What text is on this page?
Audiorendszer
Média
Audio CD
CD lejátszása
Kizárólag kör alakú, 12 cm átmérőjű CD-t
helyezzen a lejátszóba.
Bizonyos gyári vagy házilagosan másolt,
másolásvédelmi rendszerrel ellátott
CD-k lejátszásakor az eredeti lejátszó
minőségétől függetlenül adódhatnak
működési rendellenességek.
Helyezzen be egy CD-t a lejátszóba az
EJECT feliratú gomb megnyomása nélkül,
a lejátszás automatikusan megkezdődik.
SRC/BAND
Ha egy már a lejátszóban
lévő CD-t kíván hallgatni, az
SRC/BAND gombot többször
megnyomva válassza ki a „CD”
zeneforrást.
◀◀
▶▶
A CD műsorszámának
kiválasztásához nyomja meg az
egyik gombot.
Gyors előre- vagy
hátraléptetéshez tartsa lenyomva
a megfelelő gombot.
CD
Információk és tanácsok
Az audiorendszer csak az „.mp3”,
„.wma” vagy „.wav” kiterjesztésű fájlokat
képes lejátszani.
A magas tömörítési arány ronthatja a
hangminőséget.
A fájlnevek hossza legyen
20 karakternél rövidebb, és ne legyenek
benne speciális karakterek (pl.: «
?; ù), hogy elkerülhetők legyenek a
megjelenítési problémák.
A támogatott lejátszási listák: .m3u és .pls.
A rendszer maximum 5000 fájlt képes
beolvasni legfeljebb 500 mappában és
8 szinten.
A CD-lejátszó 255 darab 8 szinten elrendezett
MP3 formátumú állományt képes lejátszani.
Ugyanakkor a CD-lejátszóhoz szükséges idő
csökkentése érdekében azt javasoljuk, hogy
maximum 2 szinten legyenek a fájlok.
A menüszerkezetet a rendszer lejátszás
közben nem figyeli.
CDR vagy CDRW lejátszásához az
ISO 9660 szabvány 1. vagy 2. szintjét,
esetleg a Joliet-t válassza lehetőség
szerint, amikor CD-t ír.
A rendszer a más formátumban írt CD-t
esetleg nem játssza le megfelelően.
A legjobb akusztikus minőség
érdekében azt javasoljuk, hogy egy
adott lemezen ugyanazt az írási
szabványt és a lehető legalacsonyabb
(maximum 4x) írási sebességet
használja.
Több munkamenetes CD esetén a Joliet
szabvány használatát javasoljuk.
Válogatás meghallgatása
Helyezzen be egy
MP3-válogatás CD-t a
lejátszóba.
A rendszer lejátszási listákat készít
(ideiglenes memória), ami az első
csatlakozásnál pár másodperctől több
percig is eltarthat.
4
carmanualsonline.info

What you need to do:
Which lines of the material contain the string "szinten"? List each of them.

Exercise solution:
8 szinten.
A CD-lejátszó 255 darab 8 szinten elrendezett
maximum 2 szinten legyenek a fájlok.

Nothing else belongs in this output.